+++ 本文 +++

押圧操作には体の様々な部位で押し、母指だけではありません。手掌、手根、四指、母指球、小指球、手拳、肘頭、前腕、膝頭、足底、中指など。ただ押すように見えて技術的に奥が深いのです。
さて母指での押圧ですが、母指の更にどこを用いるかで更に細かく違うのです。そこを細かく説明していきましょう。
まず親指の部位を細かくみていきましょう。なお押圧操作で用いる部分です。
・母指尖:親指の尖端。爪に近いです。ほぼ爪という感じです。
・母指頭:親指の頭。先の部分。母指尖より指の腹側です。
・母指腹:母指頭より少し根本に近く、柔らかい部分。
・母指側腹:母指腹の外側。爪の横側。
・母指骨:親指の骨。解剖学で母指の基節骨と末節骨と言います。中手骨も含める場合もあります。
親指だけでも細かく部位に分けられます。
こられの部位で母指押圧操作を行います。圧力は物理学的には力に比例し、面積に反比例します。つまり強く押せば押すほど圧力は高くなり、また押す面積が狭くなればなるほど圧力は高くなる。母指圧は軽くより強く押した方が当然で圧は強くなります。そして押す面積が狭い方が圧は強く(鋭く)なります。針先で皮膚を突っつかれたら弱い力でも痛いですし、強ければ皮膚に突き刺さってしまいます。それと同じです。
それを踏まえて母指での押圧操作を細かく分けていくと以下のようになります。
●母指尖圧
母指尖で押します。感触は非常に鋭く感じます。強圧のときに使用します。強い圧は神経の興奮を鎮静させる効果が期待できます(※アルント・シュルツの法則)。術者としては相当強く圧を入れたいときに用います。指の負担も大きいのであまり多用しません。そうとう強く押したいときに用います。
●母指頭圧
母指頭で押します。母指尖よりも柔らかく、母指腹よりも強い圧になります。術者によりますが一番用いる母指圧と言えます。
●母指腹圧
母指復で押します。指の腹、柔らかいところで押すので当たりがマイルドになります。私は主に使うのはこちらの母指腹圧です。私はあまり親指が柔らかくないので母指頭圧だと負担がかかってしまいます。母指腹圧でも負担はかかるのですが、好みの問題といえるかもしれません。
●母指側圧
母指側腹で押します。長さがあり、点ではなく線で押す感じです。特に手の甲(手背)や足の甲(足背)にある中手骨の間を押す時に便利です。面積が広くなるので圧が鈍く、その分安心する感触になります。

+++ データ +++

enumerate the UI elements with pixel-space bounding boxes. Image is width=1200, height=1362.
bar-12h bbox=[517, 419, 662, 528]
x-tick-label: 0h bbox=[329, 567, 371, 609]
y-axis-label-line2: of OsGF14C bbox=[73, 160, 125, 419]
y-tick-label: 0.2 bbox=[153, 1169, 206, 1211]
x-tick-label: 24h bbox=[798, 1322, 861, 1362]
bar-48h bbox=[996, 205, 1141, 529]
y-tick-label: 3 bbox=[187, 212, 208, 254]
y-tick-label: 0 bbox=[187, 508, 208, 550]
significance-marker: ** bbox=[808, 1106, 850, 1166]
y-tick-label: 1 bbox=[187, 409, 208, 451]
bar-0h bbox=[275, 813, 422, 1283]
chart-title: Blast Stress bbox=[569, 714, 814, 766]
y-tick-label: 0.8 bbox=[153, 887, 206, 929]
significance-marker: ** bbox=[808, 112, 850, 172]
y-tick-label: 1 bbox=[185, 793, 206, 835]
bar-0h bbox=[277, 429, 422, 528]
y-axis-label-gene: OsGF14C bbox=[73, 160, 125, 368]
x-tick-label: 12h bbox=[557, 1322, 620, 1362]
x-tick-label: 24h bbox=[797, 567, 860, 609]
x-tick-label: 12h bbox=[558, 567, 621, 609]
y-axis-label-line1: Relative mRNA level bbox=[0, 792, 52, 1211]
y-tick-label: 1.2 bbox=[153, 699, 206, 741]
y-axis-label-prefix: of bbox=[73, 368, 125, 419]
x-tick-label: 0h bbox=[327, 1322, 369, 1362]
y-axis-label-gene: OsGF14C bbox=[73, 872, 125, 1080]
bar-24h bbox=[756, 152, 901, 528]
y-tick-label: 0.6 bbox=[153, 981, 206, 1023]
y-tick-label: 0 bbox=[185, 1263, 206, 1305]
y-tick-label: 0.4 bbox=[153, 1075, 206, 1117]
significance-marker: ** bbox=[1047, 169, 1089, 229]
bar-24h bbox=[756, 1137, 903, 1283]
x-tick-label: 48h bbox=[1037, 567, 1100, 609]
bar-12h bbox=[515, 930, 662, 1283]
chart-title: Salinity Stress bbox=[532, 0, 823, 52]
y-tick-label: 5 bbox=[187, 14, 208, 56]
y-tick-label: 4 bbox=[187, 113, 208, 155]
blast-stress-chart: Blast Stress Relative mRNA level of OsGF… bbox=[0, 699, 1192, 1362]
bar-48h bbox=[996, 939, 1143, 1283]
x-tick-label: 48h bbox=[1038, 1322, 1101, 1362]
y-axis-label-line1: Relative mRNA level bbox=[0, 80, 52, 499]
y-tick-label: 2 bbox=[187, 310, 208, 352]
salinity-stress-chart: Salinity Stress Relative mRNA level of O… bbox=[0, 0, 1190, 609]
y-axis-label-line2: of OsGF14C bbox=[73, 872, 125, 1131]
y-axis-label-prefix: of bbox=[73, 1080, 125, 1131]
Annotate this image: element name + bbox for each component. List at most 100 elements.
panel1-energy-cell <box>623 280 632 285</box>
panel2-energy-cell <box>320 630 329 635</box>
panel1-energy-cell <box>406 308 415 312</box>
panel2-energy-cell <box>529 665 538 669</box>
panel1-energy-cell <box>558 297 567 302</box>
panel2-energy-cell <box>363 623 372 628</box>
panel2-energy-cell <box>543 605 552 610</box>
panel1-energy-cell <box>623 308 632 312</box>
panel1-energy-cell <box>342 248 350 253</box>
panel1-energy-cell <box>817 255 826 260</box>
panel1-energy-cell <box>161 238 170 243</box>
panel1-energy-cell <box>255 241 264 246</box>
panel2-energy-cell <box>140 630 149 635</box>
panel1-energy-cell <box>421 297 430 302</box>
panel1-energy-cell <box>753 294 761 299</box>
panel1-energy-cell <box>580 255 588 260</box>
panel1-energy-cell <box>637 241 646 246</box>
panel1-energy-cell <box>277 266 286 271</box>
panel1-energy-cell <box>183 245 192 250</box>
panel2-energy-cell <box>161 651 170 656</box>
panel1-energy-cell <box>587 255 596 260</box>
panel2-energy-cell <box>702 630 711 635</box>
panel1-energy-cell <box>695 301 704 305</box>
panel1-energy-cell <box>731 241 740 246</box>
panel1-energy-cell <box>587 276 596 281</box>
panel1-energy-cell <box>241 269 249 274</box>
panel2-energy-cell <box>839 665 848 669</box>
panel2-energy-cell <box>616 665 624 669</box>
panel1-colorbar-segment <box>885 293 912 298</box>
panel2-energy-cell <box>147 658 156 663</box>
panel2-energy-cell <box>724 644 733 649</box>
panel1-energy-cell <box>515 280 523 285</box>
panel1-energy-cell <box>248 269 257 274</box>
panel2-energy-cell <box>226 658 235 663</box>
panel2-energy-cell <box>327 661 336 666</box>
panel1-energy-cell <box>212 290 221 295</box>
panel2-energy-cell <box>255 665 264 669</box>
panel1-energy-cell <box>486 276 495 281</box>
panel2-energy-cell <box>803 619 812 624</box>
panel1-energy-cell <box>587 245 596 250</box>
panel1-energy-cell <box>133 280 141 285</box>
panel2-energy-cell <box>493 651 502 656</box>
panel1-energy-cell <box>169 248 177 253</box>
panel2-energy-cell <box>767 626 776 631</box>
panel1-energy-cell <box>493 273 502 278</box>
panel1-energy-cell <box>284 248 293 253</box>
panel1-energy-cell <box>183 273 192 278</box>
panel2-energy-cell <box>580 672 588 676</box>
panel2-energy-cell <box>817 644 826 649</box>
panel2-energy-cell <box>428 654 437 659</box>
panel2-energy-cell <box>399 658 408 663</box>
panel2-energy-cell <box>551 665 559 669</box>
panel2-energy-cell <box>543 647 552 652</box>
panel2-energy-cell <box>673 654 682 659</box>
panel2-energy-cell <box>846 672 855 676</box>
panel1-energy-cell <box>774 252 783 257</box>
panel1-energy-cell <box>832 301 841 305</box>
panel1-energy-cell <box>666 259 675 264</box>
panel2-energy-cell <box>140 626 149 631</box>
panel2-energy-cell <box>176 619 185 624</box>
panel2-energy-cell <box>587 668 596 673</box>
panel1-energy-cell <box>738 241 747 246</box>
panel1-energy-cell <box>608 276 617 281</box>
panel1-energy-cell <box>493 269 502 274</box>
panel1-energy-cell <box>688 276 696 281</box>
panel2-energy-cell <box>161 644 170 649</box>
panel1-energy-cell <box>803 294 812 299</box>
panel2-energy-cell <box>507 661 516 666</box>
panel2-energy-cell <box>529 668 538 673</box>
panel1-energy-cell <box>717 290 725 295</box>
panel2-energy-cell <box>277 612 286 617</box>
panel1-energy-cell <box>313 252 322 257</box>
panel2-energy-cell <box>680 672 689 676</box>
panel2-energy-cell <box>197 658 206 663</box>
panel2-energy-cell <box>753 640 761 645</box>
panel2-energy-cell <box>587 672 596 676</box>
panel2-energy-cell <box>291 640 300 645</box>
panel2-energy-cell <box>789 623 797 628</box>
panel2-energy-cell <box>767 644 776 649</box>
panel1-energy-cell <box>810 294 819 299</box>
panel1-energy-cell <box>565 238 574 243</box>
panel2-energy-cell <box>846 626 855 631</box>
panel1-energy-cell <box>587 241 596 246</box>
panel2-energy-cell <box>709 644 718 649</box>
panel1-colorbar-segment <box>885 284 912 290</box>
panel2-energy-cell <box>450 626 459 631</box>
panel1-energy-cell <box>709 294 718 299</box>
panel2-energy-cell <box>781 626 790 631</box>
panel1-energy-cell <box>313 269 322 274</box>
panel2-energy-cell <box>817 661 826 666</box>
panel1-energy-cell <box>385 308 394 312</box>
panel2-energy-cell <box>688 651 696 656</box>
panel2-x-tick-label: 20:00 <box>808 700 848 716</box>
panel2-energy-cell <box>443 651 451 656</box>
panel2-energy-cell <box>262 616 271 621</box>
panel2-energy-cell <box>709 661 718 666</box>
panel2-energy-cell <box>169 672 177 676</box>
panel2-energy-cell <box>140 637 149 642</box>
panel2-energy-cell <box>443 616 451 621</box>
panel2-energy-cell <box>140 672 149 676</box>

+++

**課題**
1) 押圧についての本文で、押圧操作に用いる親指の部位として挙げられている名称をすべて書き出してください。
2) 押圧についての本文のうち、「まず親指の部位を細かくみていきましょう。なお押圧操作で用いる部分です。」を含む語句で始まり「強く押したいときに用います。」で終わる部分を、そのまま書き写してください。
3) 押圧についての本文の続きを書いてください。
記録は使わなくてかまいません。

**課題別の解答**
1) 母指尖、母指頭、母指腹、母指側腹、母指骨

2)
まず親指の部位を細かくみていきましょう。なお押圧操作で用いる部分です。
・母指尖:親指の尖端。爪に近いです。ほぼ爪という感じです。
・母指頭:親指の頭。先の部分。母指尖より指の腹側です。
・母指腹:母指頭より少し根本に近く、柔らかい部分。
・母指側腹:母指腹の外側。爪の横側。
・母指骨:親指の骨。解剖学で母指の基節骨と末節骨と言います。中手骨も含める場合もあります。
親指だけでも細かく部位に分けられます。
こられの部位で母指押圧操作を行います。圧力は物理学的には力に比例し、面積に反比例します。つまり強く押せば押すほど圧力は高くなり、また押す面積が狭くなればなるほど圧力は高くなる。母指圧は軽くより強く押した方が当然で圧は強くなります。そして押す面積が狭い方が圧は強く(鋭く)なります。針先で皮膚を突っつかれたら弱い力でも痛いですし、強ければ皮膚に突き刺さってしまいます。それと同じです。
それを踏まえて母指での押圧操作を細かく分けていくと以下のようになります。
●母指尖圧
母指尖で押します。感触は非常に鋭く感じます。強圧のときに使用します。強い圧は神経の興奮を鎮静させる効果が期待できます(※アルント・シュルツの法則)。術者としては相当強く圧を入れたいときに用います。指の負担も大きいのであまり多用しません。そうとう強く押したいときに用います。

3)
●母指骨圧
表面上は触れませんが母指骨で押す感覚です。母指側圧よりも広く大きい感触で強く押せます。広いので触知を兼ねて押すことが私は多いです。
●全母指圧
親指の先から母指球までを用いて押します。最も面積が広く、押すというよりも押さえるという表現が正しいかもしれません。圧はとてもマイルドになるので、感覚が過敏でちょっと押すと痛いと感じるような方に用います。広いので安心感が得られます。
このように母指押圧といっても細かく使い分けができます。なお母指尖押圧については以前触れています。
面積が広くしたいなら手根(手の付け根)や手掌(手のひら)で押せばいいだろうという話にもなります。それよりも狭くしたい場合に使い分けます。それと親指を用いるのは感覚が鋭いからという理由もあります。押しながら相手の身体の状態を触知する。それができるのが母指圧の大きな利点なのです。それでは別の人差し指や中指でもいいだろうという意見が出ますが、5本の指で最も力を出せるのが親指なのです。ある程度の圧を入れるには四指(親指以外の手の指4本)では足りません。もっと力を入れたければ別の部位を使って押せばいいのですが、それだと触知する能力が落ちてしまいます。母指の押圧操作が最も使われるのはこのような理由があります。
あん摩マッサージ指圧師の技術は場所や用途、相手の感受性などを考慮して細かいです。「親指で押せば指圧でしょう?」ということではありません。“親指で押す”という単純な動作を深く掘り下げて研究しています。また体格、骨格による個人差があるので術者一人一人が微調整をして自分に合った、そして患者さんに合ったやり方を日々研究しているのです。